- Texto para leitura -
^^^^^^^^

ANSELMO FERREIRA
VASCONCELOS
afv@uol.com.br
São Paulo, SP (Brasil)
Capital espiritual:
algumas considerações
Os tempos atuais são
cruciais para fazermos
algumas indispensáveis
reflexões. Registra a
história que a criatura
humana viveu – salvo
raros períodos de
normalidade – assolada
por graves eventos e
acontecimentos. De modo
geral, a experiência
humana nesse orbe tem
sido marcada pela dor e
sofrimentos lancinantes.
Apesar dessa triste
constatação, não há
evidências de que
tenhamos já aprendido o
suficiente para banir
certos fenômenos
dolorosos da nossa
jornada. Embora já
tenhamos alcançado um
novo milênio, antigos e
persistentes
padecimentos – típicos
de almas profundamente
desajustadas e, por
extensão, devedoras
perante as leis divinas
– ainda brotam de nós.
Assim sendo, a grande
maioria continua
seguindo uma trajetória
errante resultante da
sua própria inanição
espiritual. É verdade
que já se vislumbra o
poder da luz, afinal, o
plano espiritual tem
sido extremamente
generoso no envio de
advertências
consentâneas,
recomendações salutares
e recursos benéficos. No
entanto, ainda falta à
maioria a firme
disposição para
abraçá-la com todas as
forças do ser. Como
avançar na senda do
progresso e da perfeição
do Espírito sem
apresentar o firme
propósito? Simplesmente
impossível.
O certo é que ao
transpor os umbrais da
morte levaremos – todos
absolutamente – o
patrimônio da alma
amealhada ao longo da
encarnação. Tudo mais
continuará – afetos,
valores e bens materiais
– por aqui. Dito de
outra forma, nós
levaremos daqui apenas e
tão somente os
sentimentos que nos
envolvem, os pensamentos
que nos inspiram e a
lista de feitos ou
omissões que ficarão,
por assim dizer,
imantadas ao nosso ser
na sede da consciência
de cada um como seu
capital espiritual.
Entretanto, publicações
internacionalmente
reconhecidas continuam
atribuindo exagerada
importância aos rankings
da riqueza material e do
poder. Aliás, há pouco
tempo, consagrada
revista nacional
abordava a ascendente
trajetória de conhecido
empresário brasileiro,
bem como a sua ânsia de
ser o mais rico do mundo
e de não temer mostrar
as suas idiossincrasias.
Mais ainda: a mesma
publicação informava
sobre o crescente número
de pessoas – cerca de
145.000 se enquadram
presentemente nessa
categoria – que estão
entrando no clube dos
milionários no Brasil
(algo como 19 cidadãos
por dia ou quase um por
hora).
Quanto a tal fenômeno,
um respeitável
jornalista escreveu:
“Ouvimos que isso é um
bom sinal para o Brasil,
e provavelmente é.

^^^^^^^^

- Material da tarefa -
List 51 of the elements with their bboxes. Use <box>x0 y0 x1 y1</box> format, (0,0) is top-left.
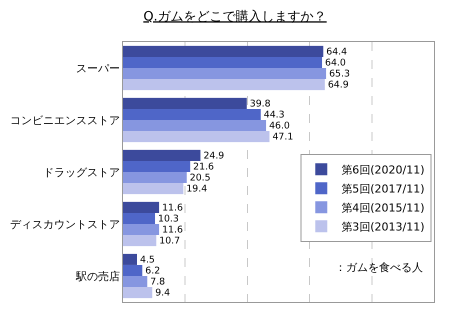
bar <box>123 46 324 57</box>
bar <box>123 224 160 236</box>
data-label: 65.3 <box>329 68 350 80</box>
data-label: 4.5 <box>140 254 155 266</box>
bar <box>123 202 160 213</box>
data-label: 20.5 <box>190 172 211 184</box>
bar <box>123 56 322 68</box>
data-label: 46.0 <box>269 120 290 132</box>
bar <box>123 68 326 80</box>
data-label: 64.4 <box>326 46 348 58</box>
data-label: 44.3 <box>264 109 285 120</box>
data-label: 10.3 <box>158 213 179 224</box>
data-label: 7.8 <box>150 276 166 288</box>
data-label: 24.9 <box>203 150 224 162</box>
data-label: 64.9 <box>328 80 349 91</box>
annotation: ：ガムを食べる人 <box>335 261 423 274</box>
bar <box>123 150 200 161</box>
bar <box>123 276 148 288</box>
data-label: 9.4 <box>155 288 170 299</box>
bar <box>123 254 137 265</box>
chart-title: Q.ガムをどこで購入しますか？ <box>143 9 327 24</box>
bar <box>123 98 247 109</box>
data-label: 64.0 <box>325 57 346 68</box>
bar <box>123 131 270 142</box>
data-label: 21.6 <box>193 161 214 172</box>
y-tick-label: コンビニエンスストア <box>10 114 120 127</box>
data-label: 11.6 <box>162 224 183 236</box>
bar <box>123 172 187 184</box>
bar <box>123 160 190 172</box>
data-label: 10.7 <box>159 236 180 247</box>
data-label: 39.8 <box>250 98 271 110</box>
legend-label: 第6回(2020/11) <box>341 164 425 177</box>
bar <box>123 79 325 90</box>
bar <box>123 108 261 120</box>
bar <box>123 287 152 298</box>
legend-label: 第3回(2013/11) <box>341 220 425 234</box>
y-tick-label: スーパー <box>76 62 120 75</box>
bar <box>123 212 156 224</box>
legend-label: 第4回(2015/11) <box>341 202 425 215</box>
bar <box>123 183 184 194</box>
legend-label: 第5回(2017/11) <box>341 182 425 196</box>
y-tick-label: ドラッグストア <box>42 166 120 179</box>
bar <box>123 120 266 132</box>
data-label: 11.6 <box>162 202 183 214</box>
data-label: 19.4 <box>186 184 208 195</box>
bar <box>123 264 142 276</box>
bar <box>123 235 156 246</box>
y-tick-label: 駅の売店 <box>74 270 120 283</box>
y-tick-label: ディスカウントストア <box>10 218 120 231</box>
data-label: 47.1 <box>272 132 294 143</box>
data-label: 6.2 <box>145 265 160 276</box>
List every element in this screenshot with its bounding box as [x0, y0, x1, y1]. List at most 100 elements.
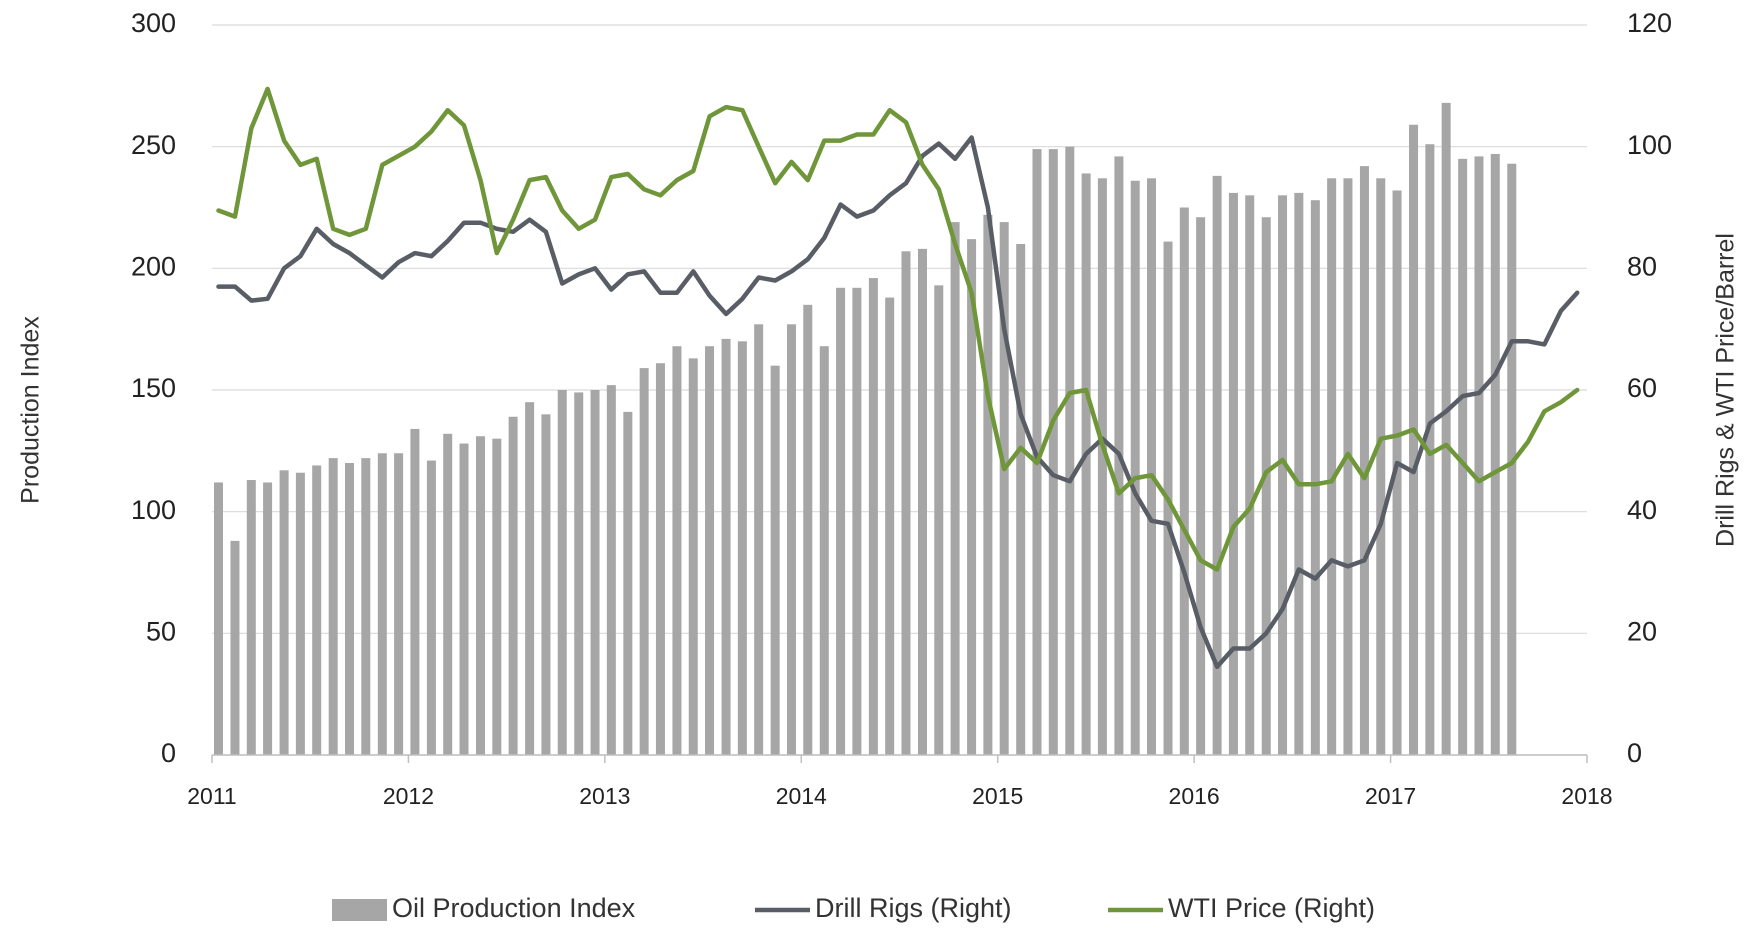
bar — [1425, 144, 1435, 755]
bar — [590, 390, 600, 755]
y2-tick-label: 80 — [1627, 251, 1657, 281]
bar — [574, 392, 584, 755]
bar — [1212, 175, 1222, 755]
bar — [1179, 207, 1189, 755]
bar — [476, 436, 486, 755]
bar — [1196, 217, 1206, 755]
x-tick-label: 2017 — [1365, 783, 1416, 809]
bar — [525, 402, 535, 755]
bar — [1359, 166, 1369, 756]
bar — [606, 385, 616, 755]
bar — [394, 453, 404, 755]
legend-swatch — [332, 899, 387, 921]
legend-label: WTI Price (Right) — [1168, 893, 1375, 923]
bar — [508, 416, 518, 755]
legend-label: Oil Production Index — [392, 893, 636, 923]
bar — [967, 239, 977, 756]
bar — [983, 214, 993, 756]
y2-tick-label: 0 — [1627, 738, 1642, 768]
bar — [901, 251, 911, 756]
y2-tick-label: 60 — [1627, 373, 1657, 403]
bar — [263, 482, 273, 755]
bar — [1474, 156, 1484, 755]
bar — [1147, 178, 1157, 756]
y2-axis-title: Drill Rigs & WTI Price/Barrel — [1712, 233, 1740, 547]
bar — [246, 480, 256, 755]
bar — [770, 365, 780, 755]
bar — [721, 338, 731, 755]
bar — [345, 463, 354, 755]
bar — [312, 465, 322, 755]
bar — [1278, 195, 1288, 756]
y2-tick-label: 120 — [1627, 8, 1672, 38]
bar — [737, 341, 747, 755]
bar — [705, 346, 715, 755]
line — [216, 86, 1580, 572]
bar — [426, 460, 436, 755]
y-tick-label: 200 — [131, 251, 176, 281]
x-tick-label: 2014 — [776, 783, 827, 809]
bar — [934, 285, 944, 755]
bar — [377, 453, 387, 755]
bar — [213, 482, 223, 755]
bar — [639, 368, 649, 755]
bar — [950, 222, 960, 756]
bar — [868, 278, 878, 755]
y-tick-label: 50 — [146, 616, 176, 646]
bar — [672, 346, 682, 755]
x-tick-label: 2018 — [1561, 783, 1612, 809]
bar — [1490, 153, 1500, 755]
legend-label: Drill Rigs (Right) — [815, 893, 1012, 923]
bar — [1228, 192, 1238, 755]
x-tick-label: 2013 — [579, 783, 630, 809]
bar — [1343, 178, 1353, 756]
x-tick-label: 2016 — [1169, 783, 1220, 809]
bar — [1441, 102, 1451, 755]
bar — [786, 324, 796, 755]
bar — [541, 414, 551, 755]
x-tick-label: 2015 — [972, 783, 1023, 809]
bar — [688, 358, 698, 755]
y-tick-label: 250 — [131, 130, 176, 160]
bar — [819, 346, 829, 755]
x-tick-label: 2012 — [383, 783, 434, 809]
bar — [1065, 146, 1075, 755]
bar — [1310, 200, 1320, 755]
bar — [557, 390, 567, 755]
bar — [279, 470, 289, 755]
bar — [1409, 124, 1419, 756]
bar — [1261, 217, 1271, 755]
bar — [492, 438, 502, 755]
bar — [999, 222, 1009, 756]
bar — [623, 411, 633, 755]
bar — [361, 458, 371, 755]
y-axis-title: Production Index — [17, 316, 45, 504]
y2-tick-label: 20 — [1627, 616, 1657, 646]
bar — [443, 433, 453, 755]
bar — [1458, 158, 1468, 756]
bar — [1392, 190, 1402, 755]
bar — [1016, 244, 1026, 755]
bar — [803, 304, 813, 755]
y-tick-label: 0 — [161, 738, 176, 768]
line — [216, 135, 1580, 670]
bar — [836, 287, 846, 755]
bar — [754, 324, 764, 755]
bar — [1097, 178, 1107, 756]
y2-tick-label: 100 — [1627, 130, 1672, 160]
y-tick-label: 300 — [131, 8, 176, 38]
bar — [1327, 178, 1337, 756]
bar — [1130, 180, 1140, 755]
y2-tick-label: 40 — [1627, 495, 1657, 525]
bar — [1081, 173, 1091, 755]
x-tick-label: 2011 — [187, 783, 236, 809]
bar — [1048, 149, 1058, 756]
bar — [1245, 195, 1255, 756]
y-tick-label: 150 — [131, 373, 176, 403]
bar — [459, 443, 469, 755]
bar — [852, 287, 862, 755]
bar — [917, 248, 927, 755]
bar — [655, 363, 665, 755]
bar — [230, 540, 240, 755]
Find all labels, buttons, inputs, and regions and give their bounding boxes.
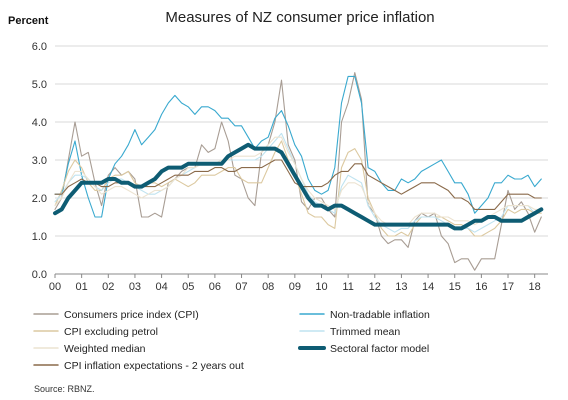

^^^^^^^^

- Exercícios a resolver -
[1] Extraia da listagem todas as linhas em que aparece a palavra "with".
[2] Dê a sequência do texto sobre capital espiritual, começando logo depois da última frase apresentada.
A listagem não tem relação com o texto sobre capital espiritual.

- Respostas dos exercícios -
[1]
List 51 of the elements with their bboxes. Use <box>x0 y0 x1 y1</box> format, (0,0) is top-left.
List every element in this screenshot with its bounding box as [x0, y0, x1, y1]. List at most 100 elements.

[2]
Sociedades não ficam
mais ricas sem que
aumente o número de
ricos; também é verdade
que, se todos os 145.000
milionários brasileiros
(ou seja lá quantos
forem) sumirem de
repente, por uma
portaria do Ministério
da Fazenda, nem um
pobre, um único que
seja, deixará de ser
pobre”. Nesse sentido,
vale aqui lembrar o
pertinente comentário
proferido por Jesus
Cristo: “É mais fácil
passar um camelo pelo
fundo de uma agulha, do
que entrar um rico no
reino de Deus” (Marcos,
10: 25). Ao assim se
pronunciar Jesus de
maneira tão contundente,
sabia perfeitamente que
os ricos têm grande
dificuldade de
compartilhar. E é
exatamente na riqueza –
que eles têm
considerável facilidade
em ajuntar – em que
reside a maior prova
para eles mesmos.
Enquanto isso, pouco ou
quase nada se fala a
respeito do capital
espiritual ou temas
correlatos. Será que é
por que se trata de algo
de difícil mensuração?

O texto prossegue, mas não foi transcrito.